══ DATASET RECORDS ══

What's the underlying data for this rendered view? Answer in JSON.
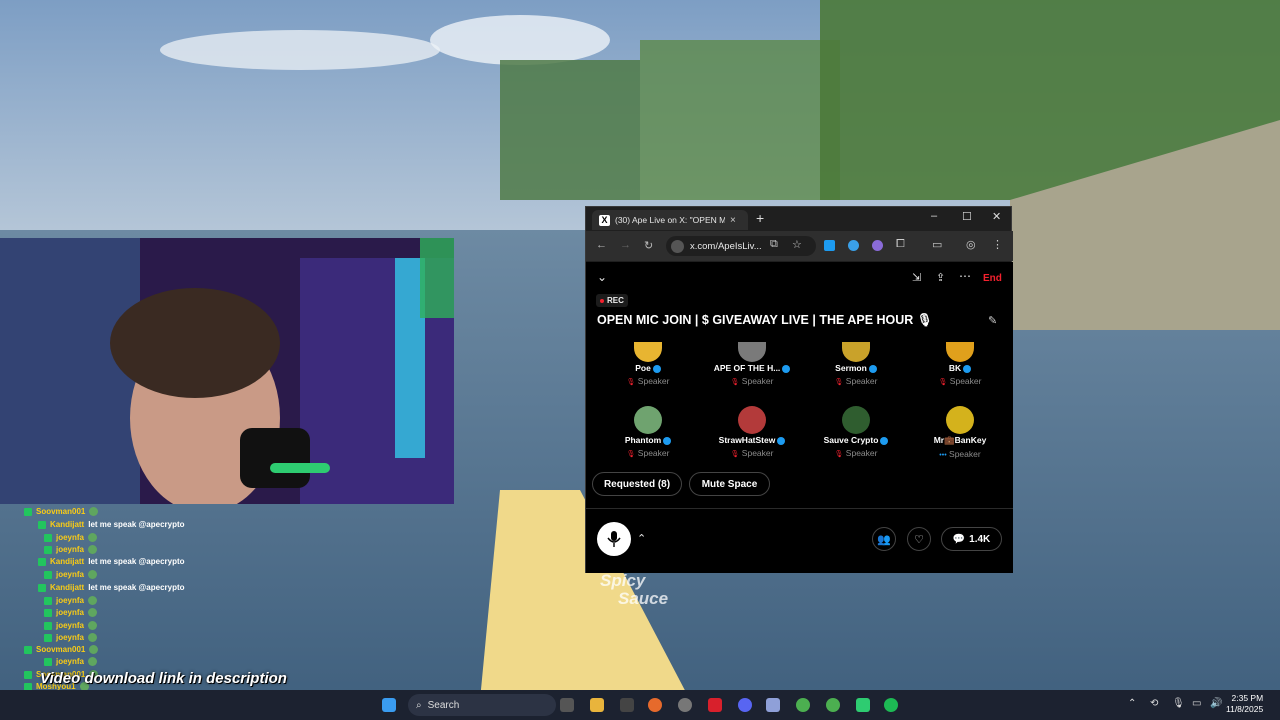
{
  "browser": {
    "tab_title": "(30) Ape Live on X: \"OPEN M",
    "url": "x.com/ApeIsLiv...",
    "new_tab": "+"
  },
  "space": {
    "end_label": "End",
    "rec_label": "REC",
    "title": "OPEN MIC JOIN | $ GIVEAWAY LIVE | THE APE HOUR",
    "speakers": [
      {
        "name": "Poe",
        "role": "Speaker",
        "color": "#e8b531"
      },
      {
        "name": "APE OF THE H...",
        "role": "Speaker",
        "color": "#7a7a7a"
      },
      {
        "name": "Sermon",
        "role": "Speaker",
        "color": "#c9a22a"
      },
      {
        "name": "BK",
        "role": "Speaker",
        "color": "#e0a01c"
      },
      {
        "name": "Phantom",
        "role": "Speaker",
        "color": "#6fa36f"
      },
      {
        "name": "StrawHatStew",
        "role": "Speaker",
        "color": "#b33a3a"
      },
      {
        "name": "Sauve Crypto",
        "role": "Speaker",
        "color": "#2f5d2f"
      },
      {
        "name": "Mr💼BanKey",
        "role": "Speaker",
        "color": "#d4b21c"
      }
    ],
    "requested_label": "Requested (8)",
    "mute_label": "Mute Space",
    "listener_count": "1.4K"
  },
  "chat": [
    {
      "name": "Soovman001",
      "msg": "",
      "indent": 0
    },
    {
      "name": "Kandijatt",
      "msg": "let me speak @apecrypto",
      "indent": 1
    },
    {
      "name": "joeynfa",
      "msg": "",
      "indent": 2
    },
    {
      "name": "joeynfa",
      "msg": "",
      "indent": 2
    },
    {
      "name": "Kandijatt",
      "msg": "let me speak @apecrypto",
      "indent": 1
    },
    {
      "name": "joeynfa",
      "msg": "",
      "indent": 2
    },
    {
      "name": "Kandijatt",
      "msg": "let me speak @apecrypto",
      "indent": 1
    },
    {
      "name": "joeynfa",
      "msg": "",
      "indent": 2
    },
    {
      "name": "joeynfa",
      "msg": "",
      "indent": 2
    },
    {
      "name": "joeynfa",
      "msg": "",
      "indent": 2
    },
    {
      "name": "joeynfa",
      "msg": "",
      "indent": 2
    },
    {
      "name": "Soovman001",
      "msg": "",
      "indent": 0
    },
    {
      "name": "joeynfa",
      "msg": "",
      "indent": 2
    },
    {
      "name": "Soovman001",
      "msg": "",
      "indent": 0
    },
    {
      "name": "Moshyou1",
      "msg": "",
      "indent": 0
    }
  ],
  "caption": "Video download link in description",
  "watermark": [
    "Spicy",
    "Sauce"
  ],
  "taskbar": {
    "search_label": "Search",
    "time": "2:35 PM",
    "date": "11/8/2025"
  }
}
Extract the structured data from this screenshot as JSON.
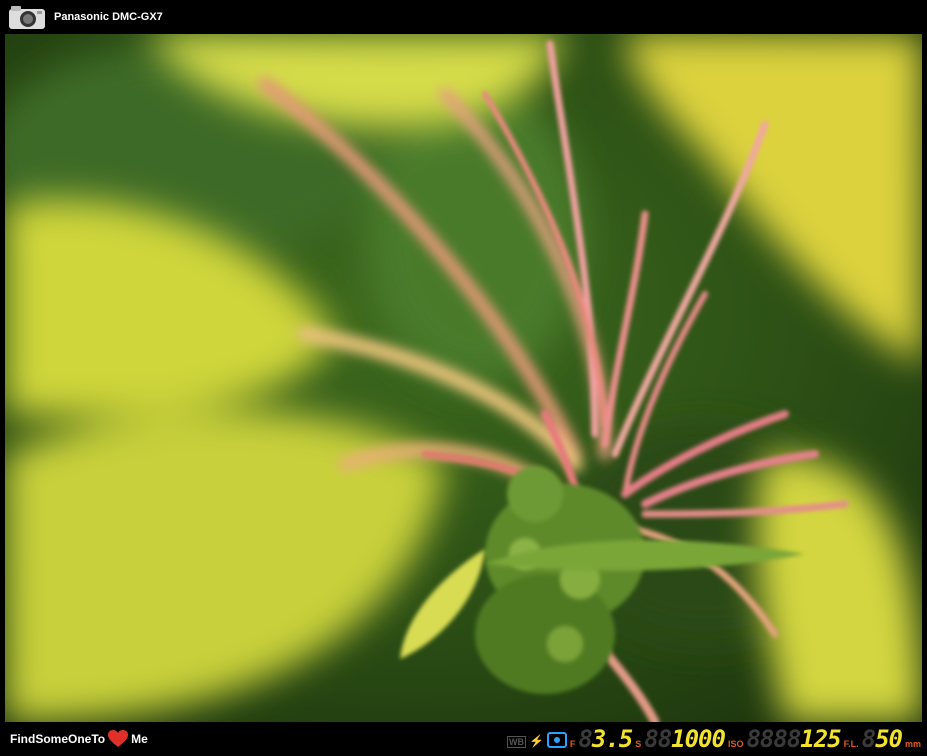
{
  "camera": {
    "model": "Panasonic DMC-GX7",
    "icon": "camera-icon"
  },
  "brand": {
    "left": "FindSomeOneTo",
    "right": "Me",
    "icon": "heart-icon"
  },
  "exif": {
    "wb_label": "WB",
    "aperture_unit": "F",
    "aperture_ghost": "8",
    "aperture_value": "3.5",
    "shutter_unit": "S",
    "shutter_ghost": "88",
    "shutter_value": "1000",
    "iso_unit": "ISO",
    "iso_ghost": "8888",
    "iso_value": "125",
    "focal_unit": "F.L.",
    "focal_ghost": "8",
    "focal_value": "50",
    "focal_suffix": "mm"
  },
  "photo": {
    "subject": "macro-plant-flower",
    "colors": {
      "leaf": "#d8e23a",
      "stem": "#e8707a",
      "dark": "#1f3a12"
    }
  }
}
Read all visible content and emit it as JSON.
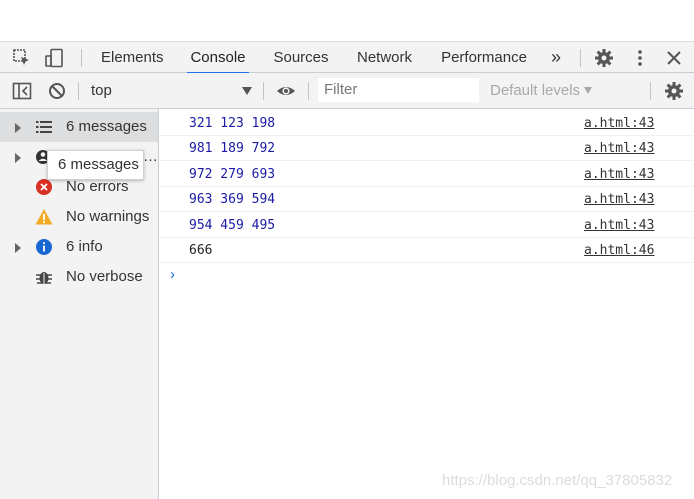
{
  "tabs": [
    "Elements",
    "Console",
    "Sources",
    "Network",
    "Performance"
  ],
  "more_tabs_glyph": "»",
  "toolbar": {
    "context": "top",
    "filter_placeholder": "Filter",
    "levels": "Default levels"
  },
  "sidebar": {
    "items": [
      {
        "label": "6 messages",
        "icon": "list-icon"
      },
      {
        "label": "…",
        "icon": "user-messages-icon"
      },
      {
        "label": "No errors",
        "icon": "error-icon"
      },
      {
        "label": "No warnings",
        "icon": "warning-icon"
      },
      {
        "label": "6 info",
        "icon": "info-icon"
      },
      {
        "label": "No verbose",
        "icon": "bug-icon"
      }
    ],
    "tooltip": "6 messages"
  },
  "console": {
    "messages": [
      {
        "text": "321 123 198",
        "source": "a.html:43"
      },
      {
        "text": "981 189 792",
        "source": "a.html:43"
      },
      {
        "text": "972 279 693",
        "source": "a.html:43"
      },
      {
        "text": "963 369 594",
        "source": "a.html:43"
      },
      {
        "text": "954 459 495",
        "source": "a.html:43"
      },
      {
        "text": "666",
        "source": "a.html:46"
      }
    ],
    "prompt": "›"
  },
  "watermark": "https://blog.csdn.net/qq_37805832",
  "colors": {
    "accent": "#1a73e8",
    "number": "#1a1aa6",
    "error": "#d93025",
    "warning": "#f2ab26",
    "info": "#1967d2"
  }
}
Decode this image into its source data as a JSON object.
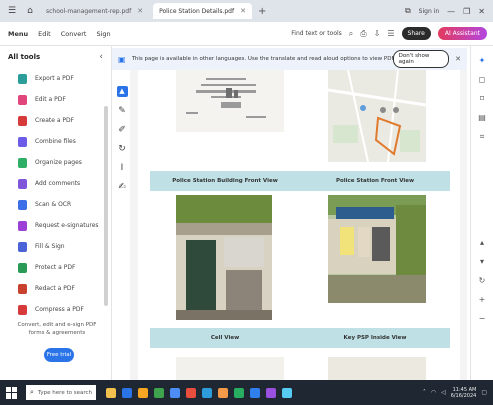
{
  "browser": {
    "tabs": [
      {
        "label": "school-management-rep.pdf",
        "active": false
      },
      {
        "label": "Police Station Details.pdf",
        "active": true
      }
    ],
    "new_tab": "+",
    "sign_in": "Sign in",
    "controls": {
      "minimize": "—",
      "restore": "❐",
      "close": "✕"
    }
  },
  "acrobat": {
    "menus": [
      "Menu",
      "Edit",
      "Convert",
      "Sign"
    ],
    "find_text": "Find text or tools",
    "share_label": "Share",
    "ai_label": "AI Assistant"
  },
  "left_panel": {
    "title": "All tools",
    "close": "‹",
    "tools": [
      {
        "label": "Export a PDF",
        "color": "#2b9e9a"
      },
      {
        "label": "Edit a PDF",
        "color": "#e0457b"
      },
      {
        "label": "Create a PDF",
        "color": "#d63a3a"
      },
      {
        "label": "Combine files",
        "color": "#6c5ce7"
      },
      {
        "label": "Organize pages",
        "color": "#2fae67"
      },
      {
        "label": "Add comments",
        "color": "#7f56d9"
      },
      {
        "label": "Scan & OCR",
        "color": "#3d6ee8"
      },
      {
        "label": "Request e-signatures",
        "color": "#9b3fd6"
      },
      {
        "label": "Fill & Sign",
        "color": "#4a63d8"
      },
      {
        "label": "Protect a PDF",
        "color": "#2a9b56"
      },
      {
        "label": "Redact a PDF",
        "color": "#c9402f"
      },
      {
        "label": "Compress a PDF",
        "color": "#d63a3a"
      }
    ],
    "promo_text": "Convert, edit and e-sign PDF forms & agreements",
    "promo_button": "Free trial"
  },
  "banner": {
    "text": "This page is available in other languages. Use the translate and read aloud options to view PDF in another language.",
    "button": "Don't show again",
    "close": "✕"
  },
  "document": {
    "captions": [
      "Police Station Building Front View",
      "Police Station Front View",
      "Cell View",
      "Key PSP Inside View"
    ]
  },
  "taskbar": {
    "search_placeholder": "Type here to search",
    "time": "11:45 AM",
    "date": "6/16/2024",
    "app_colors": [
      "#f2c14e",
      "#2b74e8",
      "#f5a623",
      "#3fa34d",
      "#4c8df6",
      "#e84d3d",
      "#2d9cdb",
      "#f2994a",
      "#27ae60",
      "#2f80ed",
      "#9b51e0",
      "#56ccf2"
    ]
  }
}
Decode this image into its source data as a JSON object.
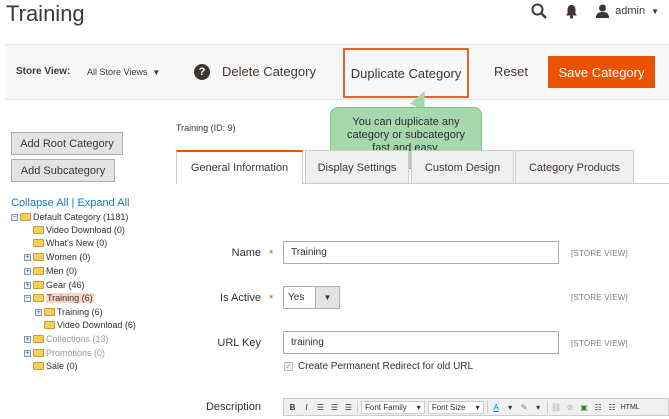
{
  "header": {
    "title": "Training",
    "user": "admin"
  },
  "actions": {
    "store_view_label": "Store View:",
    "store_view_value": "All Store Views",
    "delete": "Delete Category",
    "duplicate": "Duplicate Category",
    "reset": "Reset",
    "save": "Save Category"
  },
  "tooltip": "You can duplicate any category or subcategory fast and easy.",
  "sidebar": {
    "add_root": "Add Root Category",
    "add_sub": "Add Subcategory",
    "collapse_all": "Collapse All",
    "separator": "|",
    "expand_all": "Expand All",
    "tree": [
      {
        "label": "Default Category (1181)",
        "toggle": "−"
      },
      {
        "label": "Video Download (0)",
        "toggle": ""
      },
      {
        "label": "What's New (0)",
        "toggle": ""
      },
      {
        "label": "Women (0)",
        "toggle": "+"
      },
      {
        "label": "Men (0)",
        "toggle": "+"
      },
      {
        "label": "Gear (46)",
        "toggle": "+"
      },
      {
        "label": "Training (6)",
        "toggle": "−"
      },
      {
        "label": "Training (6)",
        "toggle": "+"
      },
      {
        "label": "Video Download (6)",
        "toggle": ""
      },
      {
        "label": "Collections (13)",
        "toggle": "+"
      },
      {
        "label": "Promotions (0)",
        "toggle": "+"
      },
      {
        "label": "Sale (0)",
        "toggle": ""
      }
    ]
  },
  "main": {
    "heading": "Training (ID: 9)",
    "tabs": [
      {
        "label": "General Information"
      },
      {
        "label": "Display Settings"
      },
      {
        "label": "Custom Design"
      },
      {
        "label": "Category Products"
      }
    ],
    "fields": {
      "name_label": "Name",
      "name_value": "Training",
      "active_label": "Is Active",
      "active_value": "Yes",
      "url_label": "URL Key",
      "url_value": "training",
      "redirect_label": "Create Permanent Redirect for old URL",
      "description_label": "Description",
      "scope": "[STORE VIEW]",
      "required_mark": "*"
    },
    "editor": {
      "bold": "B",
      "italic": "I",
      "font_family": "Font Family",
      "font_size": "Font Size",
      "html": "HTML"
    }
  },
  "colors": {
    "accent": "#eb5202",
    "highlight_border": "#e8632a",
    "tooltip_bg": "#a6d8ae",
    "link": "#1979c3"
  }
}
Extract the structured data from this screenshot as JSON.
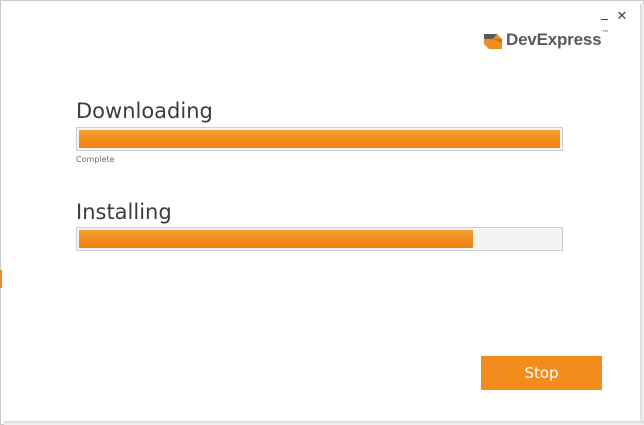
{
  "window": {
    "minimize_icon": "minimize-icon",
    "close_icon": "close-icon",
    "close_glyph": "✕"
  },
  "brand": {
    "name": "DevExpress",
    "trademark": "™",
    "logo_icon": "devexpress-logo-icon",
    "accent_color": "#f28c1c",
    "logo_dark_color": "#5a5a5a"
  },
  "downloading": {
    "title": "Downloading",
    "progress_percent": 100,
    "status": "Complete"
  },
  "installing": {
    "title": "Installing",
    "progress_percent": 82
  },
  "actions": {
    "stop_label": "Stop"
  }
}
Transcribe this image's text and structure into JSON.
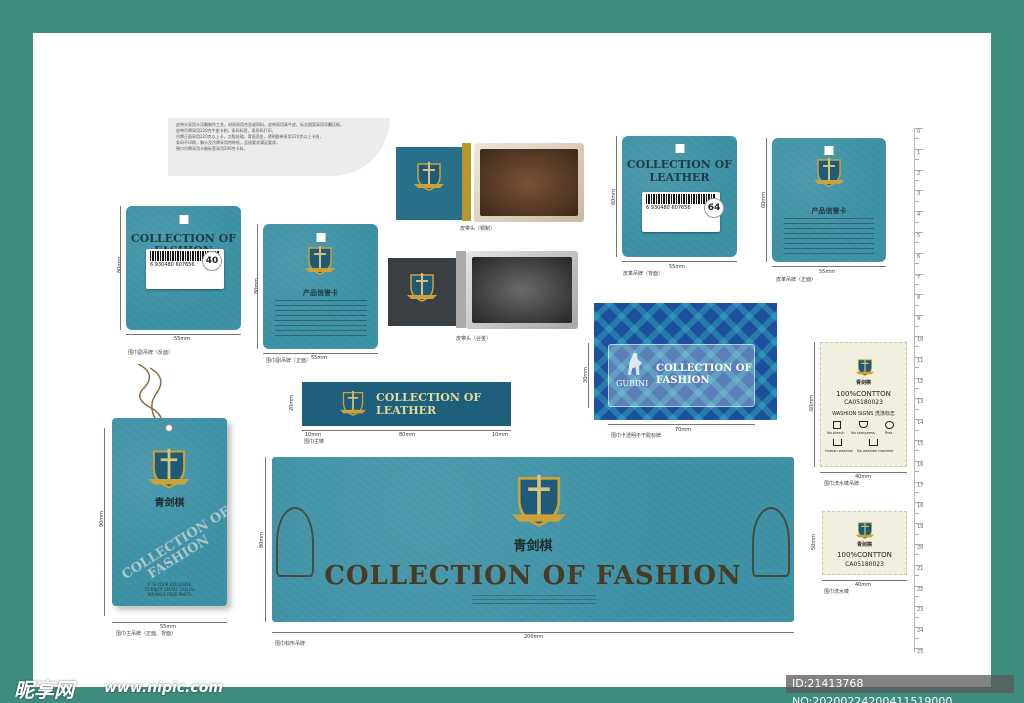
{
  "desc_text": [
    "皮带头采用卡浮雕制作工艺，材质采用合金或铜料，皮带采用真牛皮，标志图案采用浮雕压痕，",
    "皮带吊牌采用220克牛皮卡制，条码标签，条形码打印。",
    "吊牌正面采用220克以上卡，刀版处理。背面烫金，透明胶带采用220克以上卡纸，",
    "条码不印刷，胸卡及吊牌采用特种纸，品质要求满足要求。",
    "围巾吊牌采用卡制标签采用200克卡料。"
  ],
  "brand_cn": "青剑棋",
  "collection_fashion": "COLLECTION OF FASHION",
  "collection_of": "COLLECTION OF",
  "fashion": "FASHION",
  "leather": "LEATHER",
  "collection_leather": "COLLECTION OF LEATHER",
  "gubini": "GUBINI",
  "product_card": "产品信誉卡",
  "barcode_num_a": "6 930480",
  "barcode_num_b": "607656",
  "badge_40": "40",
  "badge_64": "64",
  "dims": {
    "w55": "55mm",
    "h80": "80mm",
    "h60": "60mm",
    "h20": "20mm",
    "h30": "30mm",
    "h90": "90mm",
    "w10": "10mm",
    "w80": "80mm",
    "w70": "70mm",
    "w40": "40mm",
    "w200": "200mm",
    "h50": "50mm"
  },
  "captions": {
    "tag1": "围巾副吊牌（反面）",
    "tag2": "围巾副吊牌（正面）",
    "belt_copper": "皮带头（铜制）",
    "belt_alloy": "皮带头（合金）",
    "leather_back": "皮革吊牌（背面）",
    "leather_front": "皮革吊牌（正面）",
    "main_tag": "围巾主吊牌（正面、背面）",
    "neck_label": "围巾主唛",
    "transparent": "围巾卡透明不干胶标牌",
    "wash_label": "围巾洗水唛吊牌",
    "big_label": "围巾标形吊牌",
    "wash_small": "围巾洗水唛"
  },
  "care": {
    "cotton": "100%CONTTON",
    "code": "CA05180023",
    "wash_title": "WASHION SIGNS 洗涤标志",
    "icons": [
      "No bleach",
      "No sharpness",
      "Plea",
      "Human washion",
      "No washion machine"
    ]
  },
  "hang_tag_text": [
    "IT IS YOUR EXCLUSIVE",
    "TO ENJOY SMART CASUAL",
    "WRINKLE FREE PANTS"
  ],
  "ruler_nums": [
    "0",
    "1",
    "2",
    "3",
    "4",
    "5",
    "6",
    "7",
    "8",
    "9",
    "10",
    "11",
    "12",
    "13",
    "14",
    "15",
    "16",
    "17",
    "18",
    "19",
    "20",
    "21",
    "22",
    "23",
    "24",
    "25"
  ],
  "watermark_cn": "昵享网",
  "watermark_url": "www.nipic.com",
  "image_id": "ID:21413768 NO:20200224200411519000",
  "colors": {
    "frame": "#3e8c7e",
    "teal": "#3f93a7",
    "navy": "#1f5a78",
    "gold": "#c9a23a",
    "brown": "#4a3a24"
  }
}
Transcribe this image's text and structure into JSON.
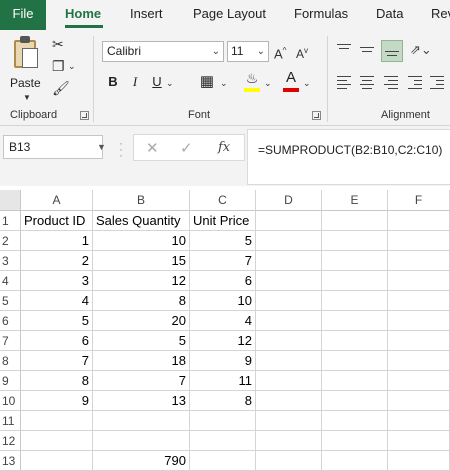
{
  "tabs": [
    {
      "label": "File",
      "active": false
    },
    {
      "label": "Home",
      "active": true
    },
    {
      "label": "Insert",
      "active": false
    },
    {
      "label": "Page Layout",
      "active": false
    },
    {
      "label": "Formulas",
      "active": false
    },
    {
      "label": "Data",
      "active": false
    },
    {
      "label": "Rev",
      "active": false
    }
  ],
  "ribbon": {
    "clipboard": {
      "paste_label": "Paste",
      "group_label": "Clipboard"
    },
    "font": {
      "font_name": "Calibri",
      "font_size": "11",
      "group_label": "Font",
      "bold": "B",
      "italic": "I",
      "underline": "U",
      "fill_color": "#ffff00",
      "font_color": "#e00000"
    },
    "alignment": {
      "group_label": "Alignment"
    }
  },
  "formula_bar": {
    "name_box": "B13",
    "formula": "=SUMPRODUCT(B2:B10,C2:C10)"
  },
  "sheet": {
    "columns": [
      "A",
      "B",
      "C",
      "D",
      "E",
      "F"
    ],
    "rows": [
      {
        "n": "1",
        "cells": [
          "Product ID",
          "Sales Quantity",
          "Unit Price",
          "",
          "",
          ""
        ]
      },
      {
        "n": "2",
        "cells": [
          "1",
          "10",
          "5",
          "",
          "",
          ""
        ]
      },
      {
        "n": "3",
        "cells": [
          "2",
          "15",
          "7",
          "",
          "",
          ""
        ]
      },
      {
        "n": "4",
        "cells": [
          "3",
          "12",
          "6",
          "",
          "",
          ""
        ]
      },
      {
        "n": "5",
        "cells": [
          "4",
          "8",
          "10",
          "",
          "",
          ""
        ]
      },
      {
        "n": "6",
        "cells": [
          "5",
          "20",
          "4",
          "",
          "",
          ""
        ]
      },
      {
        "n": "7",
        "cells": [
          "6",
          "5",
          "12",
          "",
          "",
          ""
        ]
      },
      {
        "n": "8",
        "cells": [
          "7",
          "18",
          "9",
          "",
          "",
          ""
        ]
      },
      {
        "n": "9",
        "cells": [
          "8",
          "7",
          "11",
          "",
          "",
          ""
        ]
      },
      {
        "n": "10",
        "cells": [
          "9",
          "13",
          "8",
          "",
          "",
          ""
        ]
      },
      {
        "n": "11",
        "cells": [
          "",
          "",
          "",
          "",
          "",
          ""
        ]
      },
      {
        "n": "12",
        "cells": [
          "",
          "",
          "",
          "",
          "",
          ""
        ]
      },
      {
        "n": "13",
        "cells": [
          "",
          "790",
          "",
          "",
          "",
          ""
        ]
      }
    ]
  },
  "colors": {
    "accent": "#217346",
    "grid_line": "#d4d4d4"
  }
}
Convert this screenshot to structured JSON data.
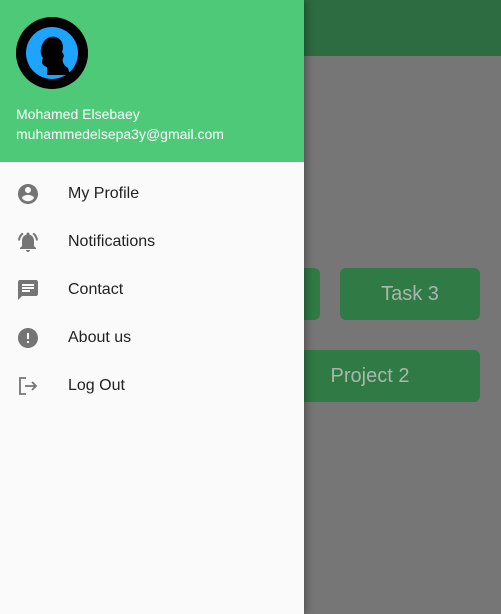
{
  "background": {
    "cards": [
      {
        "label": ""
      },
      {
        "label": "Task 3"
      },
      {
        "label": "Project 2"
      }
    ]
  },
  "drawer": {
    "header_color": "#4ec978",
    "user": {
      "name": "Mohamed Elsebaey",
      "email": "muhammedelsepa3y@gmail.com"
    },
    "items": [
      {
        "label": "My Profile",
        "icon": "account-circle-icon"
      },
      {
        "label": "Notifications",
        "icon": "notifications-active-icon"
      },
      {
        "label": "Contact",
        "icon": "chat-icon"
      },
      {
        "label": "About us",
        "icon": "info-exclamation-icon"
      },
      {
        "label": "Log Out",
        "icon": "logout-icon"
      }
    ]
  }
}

═══

▶ TASK BRIEF
Search the records for the word "Create" and copy every line where it occurs.

▶ THE OUTPUT
        "label": "Create a PDF",
      "redirect_label": "Create Permanent Redirect for old URL",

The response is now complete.